• Given problem: Give only the number of lines where "formations" occurs.

— begin Supplied data —

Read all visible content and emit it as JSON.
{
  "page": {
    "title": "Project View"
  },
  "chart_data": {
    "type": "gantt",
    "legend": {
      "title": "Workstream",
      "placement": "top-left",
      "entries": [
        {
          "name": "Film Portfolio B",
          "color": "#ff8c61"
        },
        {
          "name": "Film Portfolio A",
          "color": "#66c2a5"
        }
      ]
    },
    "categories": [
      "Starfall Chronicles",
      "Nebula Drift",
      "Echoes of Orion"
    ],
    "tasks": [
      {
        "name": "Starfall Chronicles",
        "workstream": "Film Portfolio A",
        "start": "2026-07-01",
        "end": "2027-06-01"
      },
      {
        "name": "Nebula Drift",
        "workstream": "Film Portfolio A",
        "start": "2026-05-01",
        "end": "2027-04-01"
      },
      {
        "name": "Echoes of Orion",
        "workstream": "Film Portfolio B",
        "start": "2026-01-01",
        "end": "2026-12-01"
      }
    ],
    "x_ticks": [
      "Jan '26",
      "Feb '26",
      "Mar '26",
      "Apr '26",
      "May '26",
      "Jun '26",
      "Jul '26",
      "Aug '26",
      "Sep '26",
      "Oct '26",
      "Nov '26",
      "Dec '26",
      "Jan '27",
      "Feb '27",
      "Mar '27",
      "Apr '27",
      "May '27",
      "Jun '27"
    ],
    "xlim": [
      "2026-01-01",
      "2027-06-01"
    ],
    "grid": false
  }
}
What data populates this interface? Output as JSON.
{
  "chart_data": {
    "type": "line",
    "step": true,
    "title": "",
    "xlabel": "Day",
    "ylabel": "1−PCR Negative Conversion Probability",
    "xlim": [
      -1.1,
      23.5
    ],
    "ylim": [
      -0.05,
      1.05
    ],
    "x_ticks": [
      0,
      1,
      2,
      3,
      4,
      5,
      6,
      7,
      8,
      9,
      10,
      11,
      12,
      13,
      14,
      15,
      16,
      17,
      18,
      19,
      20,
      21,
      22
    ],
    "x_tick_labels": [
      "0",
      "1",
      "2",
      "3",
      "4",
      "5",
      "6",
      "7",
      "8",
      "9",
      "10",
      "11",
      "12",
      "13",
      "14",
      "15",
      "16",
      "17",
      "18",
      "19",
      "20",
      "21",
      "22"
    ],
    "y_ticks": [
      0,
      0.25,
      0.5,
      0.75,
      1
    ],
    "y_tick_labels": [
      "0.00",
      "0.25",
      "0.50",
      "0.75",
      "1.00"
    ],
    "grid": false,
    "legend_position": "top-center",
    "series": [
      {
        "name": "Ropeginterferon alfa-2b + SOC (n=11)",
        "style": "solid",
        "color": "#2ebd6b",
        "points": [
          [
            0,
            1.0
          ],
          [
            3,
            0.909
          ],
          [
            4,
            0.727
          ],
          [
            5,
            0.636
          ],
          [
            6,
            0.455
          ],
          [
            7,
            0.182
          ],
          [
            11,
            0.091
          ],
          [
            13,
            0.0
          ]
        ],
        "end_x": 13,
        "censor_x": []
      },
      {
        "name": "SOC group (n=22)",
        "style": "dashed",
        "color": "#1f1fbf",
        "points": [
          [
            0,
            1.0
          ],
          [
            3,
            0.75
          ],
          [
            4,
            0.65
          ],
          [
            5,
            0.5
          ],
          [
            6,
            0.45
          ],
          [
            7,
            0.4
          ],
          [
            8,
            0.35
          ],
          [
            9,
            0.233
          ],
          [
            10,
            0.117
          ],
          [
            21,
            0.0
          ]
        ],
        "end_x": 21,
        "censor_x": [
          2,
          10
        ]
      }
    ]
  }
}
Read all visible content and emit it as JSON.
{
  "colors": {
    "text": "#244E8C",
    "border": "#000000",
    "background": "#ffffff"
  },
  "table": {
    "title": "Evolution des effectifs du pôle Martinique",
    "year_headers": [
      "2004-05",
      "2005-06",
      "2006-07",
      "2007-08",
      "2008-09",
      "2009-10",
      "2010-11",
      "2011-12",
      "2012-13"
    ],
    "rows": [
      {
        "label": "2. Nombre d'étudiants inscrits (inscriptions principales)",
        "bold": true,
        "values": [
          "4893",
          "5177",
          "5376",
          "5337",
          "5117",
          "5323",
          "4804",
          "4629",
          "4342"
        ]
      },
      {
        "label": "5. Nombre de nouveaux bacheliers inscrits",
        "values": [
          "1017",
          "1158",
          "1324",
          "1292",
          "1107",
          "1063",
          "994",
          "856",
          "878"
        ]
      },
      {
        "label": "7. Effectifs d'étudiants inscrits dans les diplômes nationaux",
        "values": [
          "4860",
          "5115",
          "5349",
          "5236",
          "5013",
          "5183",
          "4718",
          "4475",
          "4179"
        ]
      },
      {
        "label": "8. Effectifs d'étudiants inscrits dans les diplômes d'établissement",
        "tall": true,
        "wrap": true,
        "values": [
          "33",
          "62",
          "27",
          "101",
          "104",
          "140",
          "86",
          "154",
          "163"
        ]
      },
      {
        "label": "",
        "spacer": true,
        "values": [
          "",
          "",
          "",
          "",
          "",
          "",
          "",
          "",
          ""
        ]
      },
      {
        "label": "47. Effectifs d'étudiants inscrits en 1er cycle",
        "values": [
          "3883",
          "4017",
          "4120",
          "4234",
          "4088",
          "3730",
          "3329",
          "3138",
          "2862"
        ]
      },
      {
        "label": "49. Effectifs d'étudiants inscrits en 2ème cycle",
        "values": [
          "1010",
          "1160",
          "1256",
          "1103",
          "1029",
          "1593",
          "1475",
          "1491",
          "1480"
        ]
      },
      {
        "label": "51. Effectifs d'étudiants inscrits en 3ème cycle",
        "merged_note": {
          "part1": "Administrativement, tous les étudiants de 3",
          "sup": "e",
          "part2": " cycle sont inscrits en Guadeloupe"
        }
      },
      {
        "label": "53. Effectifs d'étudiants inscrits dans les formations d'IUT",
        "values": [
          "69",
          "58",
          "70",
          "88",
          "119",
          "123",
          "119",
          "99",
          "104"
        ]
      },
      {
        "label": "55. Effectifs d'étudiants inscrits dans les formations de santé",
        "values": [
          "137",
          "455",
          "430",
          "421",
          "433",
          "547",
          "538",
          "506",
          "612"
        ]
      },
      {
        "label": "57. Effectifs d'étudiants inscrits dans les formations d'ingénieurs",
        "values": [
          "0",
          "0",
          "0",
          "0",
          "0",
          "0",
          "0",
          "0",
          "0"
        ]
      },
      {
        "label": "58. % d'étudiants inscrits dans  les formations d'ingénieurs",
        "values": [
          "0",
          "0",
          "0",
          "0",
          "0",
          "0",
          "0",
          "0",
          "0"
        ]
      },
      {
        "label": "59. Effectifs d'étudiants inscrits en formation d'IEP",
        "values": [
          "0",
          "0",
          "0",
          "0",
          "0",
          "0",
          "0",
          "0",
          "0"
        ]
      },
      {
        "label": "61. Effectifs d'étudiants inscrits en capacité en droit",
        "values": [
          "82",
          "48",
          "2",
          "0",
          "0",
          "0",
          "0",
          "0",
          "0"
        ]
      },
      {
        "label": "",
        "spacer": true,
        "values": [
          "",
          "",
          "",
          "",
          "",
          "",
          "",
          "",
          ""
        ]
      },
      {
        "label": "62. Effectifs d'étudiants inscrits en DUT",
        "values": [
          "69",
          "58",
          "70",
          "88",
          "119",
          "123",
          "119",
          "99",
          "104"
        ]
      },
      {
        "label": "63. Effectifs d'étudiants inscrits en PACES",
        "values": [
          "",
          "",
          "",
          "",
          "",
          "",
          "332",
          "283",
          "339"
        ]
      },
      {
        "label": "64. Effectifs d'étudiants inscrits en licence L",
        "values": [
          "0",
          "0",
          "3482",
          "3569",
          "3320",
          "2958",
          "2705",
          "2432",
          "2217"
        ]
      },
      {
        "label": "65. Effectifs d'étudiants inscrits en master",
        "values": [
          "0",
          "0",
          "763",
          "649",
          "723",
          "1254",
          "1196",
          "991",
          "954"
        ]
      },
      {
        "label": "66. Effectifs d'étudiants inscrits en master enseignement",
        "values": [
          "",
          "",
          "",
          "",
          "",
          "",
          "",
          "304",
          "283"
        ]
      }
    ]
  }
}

— end Supplied data —

• Correct response: 4